Task to carry out: Read the data and repeat it in full, exactly.

Supplied records:
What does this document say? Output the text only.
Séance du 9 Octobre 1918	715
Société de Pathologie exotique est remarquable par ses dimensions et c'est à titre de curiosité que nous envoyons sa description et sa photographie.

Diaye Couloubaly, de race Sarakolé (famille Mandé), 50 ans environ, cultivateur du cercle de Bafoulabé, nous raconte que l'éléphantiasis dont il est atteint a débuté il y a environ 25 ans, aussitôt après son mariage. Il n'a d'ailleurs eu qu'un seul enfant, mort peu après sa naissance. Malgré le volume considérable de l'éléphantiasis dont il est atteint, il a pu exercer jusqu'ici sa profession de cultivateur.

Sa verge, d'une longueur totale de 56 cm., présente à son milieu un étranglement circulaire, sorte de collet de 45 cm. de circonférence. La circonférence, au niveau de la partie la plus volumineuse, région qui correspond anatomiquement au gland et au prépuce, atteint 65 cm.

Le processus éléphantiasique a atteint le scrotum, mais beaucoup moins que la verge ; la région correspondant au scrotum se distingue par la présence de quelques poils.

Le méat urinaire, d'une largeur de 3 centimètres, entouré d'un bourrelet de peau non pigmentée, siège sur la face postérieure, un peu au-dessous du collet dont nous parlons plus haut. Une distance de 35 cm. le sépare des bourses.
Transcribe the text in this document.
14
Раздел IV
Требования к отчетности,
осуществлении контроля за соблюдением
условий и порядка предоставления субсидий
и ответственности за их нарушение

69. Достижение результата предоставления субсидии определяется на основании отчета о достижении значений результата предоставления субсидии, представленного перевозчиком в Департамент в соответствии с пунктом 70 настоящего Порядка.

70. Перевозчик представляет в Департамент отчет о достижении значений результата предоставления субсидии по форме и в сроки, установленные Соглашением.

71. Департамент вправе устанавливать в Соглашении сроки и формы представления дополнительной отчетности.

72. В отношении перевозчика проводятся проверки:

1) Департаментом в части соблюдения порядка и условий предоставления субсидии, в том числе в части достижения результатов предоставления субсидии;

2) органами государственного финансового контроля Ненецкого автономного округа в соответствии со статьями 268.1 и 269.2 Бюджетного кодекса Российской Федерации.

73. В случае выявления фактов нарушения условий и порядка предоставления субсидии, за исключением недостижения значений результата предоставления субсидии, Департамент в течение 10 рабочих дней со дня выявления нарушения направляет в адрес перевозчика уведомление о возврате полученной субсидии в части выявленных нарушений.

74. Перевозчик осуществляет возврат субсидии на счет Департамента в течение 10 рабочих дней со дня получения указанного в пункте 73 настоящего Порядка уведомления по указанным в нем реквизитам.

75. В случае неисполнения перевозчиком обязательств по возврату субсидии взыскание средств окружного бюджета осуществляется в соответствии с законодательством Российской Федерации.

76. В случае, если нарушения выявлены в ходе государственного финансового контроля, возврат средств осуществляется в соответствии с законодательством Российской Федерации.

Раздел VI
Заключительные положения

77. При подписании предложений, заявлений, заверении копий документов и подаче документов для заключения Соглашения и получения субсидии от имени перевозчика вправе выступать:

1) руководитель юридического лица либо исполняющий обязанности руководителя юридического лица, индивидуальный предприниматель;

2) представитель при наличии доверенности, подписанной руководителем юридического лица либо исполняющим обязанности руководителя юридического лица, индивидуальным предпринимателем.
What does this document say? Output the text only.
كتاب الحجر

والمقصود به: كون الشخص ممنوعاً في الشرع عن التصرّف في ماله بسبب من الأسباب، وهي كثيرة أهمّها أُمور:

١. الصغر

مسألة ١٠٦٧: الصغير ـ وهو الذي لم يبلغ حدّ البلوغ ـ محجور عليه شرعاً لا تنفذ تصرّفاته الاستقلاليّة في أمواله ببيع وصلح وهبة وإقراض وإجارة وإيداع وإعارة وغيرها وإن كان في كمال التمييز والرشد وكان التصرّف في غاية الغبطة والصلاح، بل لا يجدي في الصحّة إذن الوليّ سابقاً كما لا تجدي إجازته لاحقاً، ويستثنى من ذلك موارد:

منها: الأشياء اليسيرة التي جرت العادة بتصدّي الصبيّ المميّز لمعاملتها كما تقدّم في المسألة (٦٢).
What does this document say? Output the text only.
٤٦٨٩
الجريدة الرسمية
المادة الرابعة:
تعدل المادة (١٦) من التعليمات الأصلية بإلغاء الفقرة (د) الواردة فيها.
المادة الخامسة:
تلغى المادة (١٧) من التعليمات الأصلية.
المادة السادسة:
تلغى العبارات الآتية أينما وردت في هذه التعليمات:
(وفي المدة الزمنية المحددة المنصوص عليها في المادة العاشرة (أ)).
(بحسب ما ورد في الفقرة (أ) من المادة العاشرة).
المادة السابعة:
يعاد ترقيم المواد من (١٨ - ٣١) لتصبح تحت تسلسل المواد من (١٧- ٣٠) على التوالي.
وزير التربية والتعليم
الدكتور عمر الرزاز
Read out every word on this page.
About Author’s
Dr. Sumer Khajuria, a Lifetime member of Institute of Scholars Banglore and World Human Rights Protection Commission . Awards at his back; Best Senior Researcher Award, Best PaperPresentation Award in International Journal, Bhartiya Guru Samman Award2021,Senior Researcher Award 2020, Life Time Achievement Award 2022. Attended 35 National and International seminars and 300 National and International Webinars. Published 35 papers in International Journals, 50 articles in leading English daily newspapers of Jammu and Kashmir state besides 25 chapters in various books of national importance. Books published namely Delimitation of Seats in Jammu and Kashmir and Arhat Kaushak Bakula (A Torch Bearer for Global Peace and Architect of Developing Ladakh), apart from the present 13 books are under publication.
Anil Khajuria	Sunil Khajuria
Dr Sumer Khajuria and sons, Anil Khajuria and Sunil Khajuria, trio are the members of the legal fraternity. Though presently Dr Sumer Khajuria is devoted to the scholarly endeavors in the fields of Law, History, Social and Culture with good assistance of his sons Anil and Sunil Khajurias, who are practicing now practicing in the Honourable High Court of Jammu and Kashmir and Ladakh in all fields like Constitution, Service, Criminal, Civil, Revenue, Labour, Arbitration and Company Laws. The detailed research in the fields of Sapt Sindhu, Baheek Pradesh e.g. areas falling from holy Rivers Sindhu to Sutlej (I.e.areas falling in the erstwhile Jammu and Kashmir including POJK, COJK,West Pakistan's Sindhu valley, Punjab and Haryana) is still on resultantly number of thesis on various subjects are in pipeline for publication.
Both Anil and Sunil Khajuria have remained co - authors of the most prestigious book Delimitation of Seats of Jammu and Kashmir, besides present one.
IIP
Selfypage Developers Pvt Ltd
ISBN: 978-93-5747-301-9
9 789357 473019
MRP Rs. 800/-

Solution:
What does this document say? Output the text only.
Séance du 9 Octobre 1918	715
Société de Pathologie exotique est remarquable par ses dimensions et c'est à titre de curiosité que nous envoyons sa description et sa photographie.

Diaye Couloubaly, de race Sarakolé (famille Mandé), 50 ans environ, cultivateur du cercle de Bafoulabé, nous raconte que l'éléphantiasis dont il est atteint a débuté il y a environ 25 ans, aussitôt après son mariage. Il n'a d'ailleurs eu qu'un seul enfant, mort peu après sa naissance. Malgré le volume considérable de l'éléphantiasis dont il est atteint, il a pu exercer jusqu'ici sa profession de cultivateur.

Sa verge, d'une longueur totale de 56 cm., présente à son milieu un étranglement circulaire, sorte de collet de 45 cm. de circonférence. La circonférence, au niveau de la partie la plus volumineuse, région qui correspond anatomiquement au gland et au prépuce, atteint 65 cm.

Le processus éléphantiasique a atteint le scrotum, mais beaucoup moins que la verge ; la région correspondant au scrotum se distingue par la présence de quelques poils.

Le méat urinaire, d'une largeur de 3 centimètres, entouré d'un bourrelet de peau non pigmentée, siège sur la face postérieure, un peu au-dessous du collet dont nous parlons plus haut. Une distance de 35 cm. le sépare des bourses.
Transcribe the text in this document.
14
Раздел IV
Требования к отчетности,
осуществлении контроля за соблюдением
условий и порядка предоставления субсидий
и ответственности за их нарушение

69. Достижение результата предоставления субсидии определяется на основании отчета о достижении значений результата предоставления субсидии, представленного перевозчиком в Департамент в соответствии с пунктом 70 настоящего Порядка.

70. Перевозчик представляет в Департамент отчет о достижении значений результата предоставления субсидии по форме и в сроки, установленные Соглашением.

71. Департамент вправе устанавливать в Соглашении сроки и формы представления дополнительной отчетности.

72. В отношении перевозчика проводятся проверки:

1) Департаментом в части соблюдения порядка и условий предоставления субсидии, в том числе в части достижения результатов предоставления субсидии;

2) органами государственного финансового контроля Ненецкого автономного округа в соответствии со статьями 268.1 и 269.2 Бюджетного кодекса Российской Федерации.

73. В случае выявления фактов нарушения условий и порядка предоставления субсидии, за исключением недостижения значений результата предоставления субсидии, Департамент в течение 10 рабочих дней со дня выявления нарушения направляет в адрес перевозчика уведомление о возврате полученной субсидии в части выявленных нарушений.

74. Перевозчик осуществляет возврат субсидии на счет Департамента в течение 10 рабочих дней со дня получения указанного в пункте 73 настоящего Порядка уведомления по указанным в нем реквизитам.

75. В случае неисполнения перевозчиком обязательств по возврату субсидии взыскание средств окружного бюджета осуществляется в соответствии с законодательством Российской Федерации.

76. В случае, если нарушения выявлены в ходе государственного финансового контроля, возврат средств осуществляется в соответствии с законодательством Российской Федерации.

Раздел VI
Заключительные положения

77. При подписании предложений, заявлений, заверении копий документов и подаче документов для заключения Соглашения и получения субсидии от имени перевозчика вправе выступать:

1) руководитель юридического лица либо исполняющий обязанности руководителя юридического лица, индивидуальный предприниматель;

2) представитель при наличии доверенности, подписанной руководителем юридического лица либо исполняющим обязанности руководителя юридического лица, индивидуальным предпринимателем.
What does this document say? Output the text only.
كتاب الحجر

والمقصود به: كون الشخص ممنوعاً في الشرع عن التصرّف في ماله بسبب من الأسباب، وهي كثيرة أهمّها أُمور:

١. الصغر

مسألة ١٠٦٧: الصغير ـ وهو الذي لم يبلغ حدّ البلوغ ـ محجور عليه شرعاً لا تنفذ تصرّفاته الاستقلاليّة في أمواله ببيع وصلح وهبة وإقراض وإجارة وإيداع وإعارة وغيرها وإن كان في كمال التمييز والرشد وكان التصرّف في غاية الغبطة والصلاح، بل لا يجدي في الصحّة إذن الوليّ سابقاً كما لا تجدي إجازته لاحقاً، ويستثنى من ذلك موارد:

منها: الأشياء اليسيرة التي جرت العادة بتصدّي الصبيّ المميّز لمعاملتها كما تقدّم في المسألة (٦٢).
What does this document say? Output the text only.
٤٦٨٩
الجريدة الرسمية
المادة الرابعة:
تعدل المادة (١٦) من التعليمات الأصلية بإلغاء الفقرة (د) الواردة فيها.
المادة الخامسة:
تلغى المادة (١٧) من التعليمات الأصلية.
المادة السادسة:
تلغى العبارات الآتية أينما وردت في هذه التعليمات:
(وفي المدة الزمنية المحددة المنصوص عليها في المادة العاشرة (أ)).
(بحسب ما ورد في الفقرة (أ) من المادة العاشرة).
المادة السابعة:
يعاد ترقيم المواد من (١٨ - ٣١) لتصبح تحت تسلسل المواد من (١٧- ٣٠) على التوالي.
وزير التربية والتعليم
الدكتور عمر الرزاز
Read out every word on this page.
About Author’s
Dr. Sumer Khajuria, a Lifetime member of Institute of Scholars Banglore and World Human Rights Protection Commission . Awards at his back; Best Senior Researcher Award, Best PaperPresentation Award in International Journal, Bhartiya Guru Samman Award2021,Senior Researcher Award 2020, Life Time Achievement Award 2022. Attended 35 National and International seminars and 300 National and International Webinars. Published 35 papers in International Journals, 50 articles in leading English daily newspapers of Jammu and Kashmir state besides 25 chapters in various books of national importance. Books published namely Delimitation of Seats in Jammu and Kashmir and Arhat Kaushak Bakula (A Torch Bearer for Global Peace and Architect of Developing Ladakh), apart from the present 13 books are under publication.
Anil Khajuria	Sunil Khajuria
Dr Sumer Khajuria and sons, Anil Khajuria and Sunil Khajuria, trio are the members of the legal fraternity. Though presently Dr Sumer Khajuria is devoted to the scholarly endeavors in the fields of Law, History, Social and Culture with good assistance of his sons Anil and Sunil Khajurias, who are practicing now practicing in the Honourable High Court of Jammu and Kashmir and Ladakh in all fields like Constitution, Service, Criminal, Civil, Revenue, Labour, Arbitration and Company Laws. The detailed research in the fields of Sapt Sindhu, Baheek Pradesh e.g. areas falling from holy Rivers Sindhu to Sutlej (I.e.areas falling in the erstwhile Jammu and Kashmir including POJK, COJK,West Pakistan's Sindhu valley, Punjab and Haryana) is still on resultantly number of thesis on various subjects are in pipeline for publication.
Both Anil and Sunil Khajuria have remained co - authors of the most prestigious book Delimitation of Seats of Jammu and Kashmir, besides present one.
IIP
Selfypage Developers Pvt Ltd
ISBN: 978-93-5747-301-9
9 789357 473019
MRP Rs. 800/-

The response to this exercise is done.